## Begin MATERIAL SUPPLIED

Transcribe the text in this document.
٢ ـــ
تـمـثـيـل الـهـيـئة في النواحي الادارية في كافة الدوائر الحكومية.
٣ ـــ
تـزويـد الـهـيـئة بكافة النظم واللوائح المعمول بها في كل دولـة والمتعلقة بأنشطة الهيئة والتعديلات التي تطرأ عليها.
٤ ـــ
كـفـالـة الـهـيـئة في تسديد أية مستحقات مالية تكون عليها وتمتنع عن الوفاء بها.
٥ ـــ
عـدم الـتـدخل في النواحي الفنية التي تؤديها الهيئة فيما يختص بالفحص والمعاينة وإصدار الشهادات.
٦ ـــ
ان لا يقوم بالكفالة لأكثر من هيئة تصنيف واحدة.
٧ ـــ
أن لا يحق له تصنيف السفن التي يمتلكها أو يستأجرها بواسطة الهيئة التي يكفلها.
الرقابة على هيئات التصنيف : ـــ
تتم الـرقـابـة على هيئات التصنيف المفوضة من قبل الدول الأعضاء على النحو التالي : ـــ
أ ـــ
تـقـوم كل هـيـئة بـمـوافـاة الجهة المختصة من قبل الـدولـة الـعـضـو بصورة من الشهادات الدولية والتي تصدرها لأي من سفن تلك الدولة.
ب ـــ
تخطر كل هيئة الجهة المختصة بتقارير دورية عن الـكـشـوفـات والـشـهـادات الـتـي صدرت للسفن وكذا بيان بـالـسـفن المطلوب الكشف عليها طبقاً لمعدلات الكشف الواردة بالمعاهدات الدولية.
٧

## End MATERIAL SUPPLIED

TASK TO COMPLETE:
Please output the entries above, every line exactly as it reads.

TASK RESPONSE:
Transcribe the text in this document.
٢ ـــ
تـمـثـيـل الـهـيـئة في النواحي الادارية في كافة الدوائر الحكومية.
٣ ـــ
تـزويـد الـهـيـئة بكافة النظم واللوائح المعمول بها في كل دولـة والمتعلقة بأنشطة الهيئة والتعديلات التي تطرأ عليها.
٤ ـــ
كـفـالـة الـهـيـئة في تسديد أية مستحقات مالية تكون عليها وتمتنع عن الوفاء بها.
٥ ـــ
عـدم الـتـدخل في النواحي الفنية التي تؤديها الهيئة فيما يختص بالفحص والمعاينة وإصدار الشهادات.
٦ ـــ
ان لا يقوم بالكفالة لأكثر من هيئة تصنيف واحدة.
٧ ـــ
أن لا يحق له تصنيف السفن التي يمتلكها أو يستأجرها بواسطة الهيئة التي يكفلها.
الرقابة على هيئات التصنيف : ـــ
تتم الـرقـابـة على هيئات التصنيف المفوضة من قبل الدول الأعضاء على النحو التالي : ـــ
أ ـــ
تـقـوم كل هـيـئة بـمـوافـاة الجهة المختصة من قبل الـدولـة الـعـضـو بصورة من الشهادات الدولية والتي تصدرها لأي من سفن تلك الدولة.
ب ـــ
تخطر كل هيئة الجهة المختصة بتقارير دورية عن الـكـشـوفـات والـشـهـادات الـتـي صدرت للسفن وكذا بيان بـالـسـفن المطلوب الكشف عليها طبقاً لمعدلات الكشف الواردة بالمعاهدات الدولية.
٧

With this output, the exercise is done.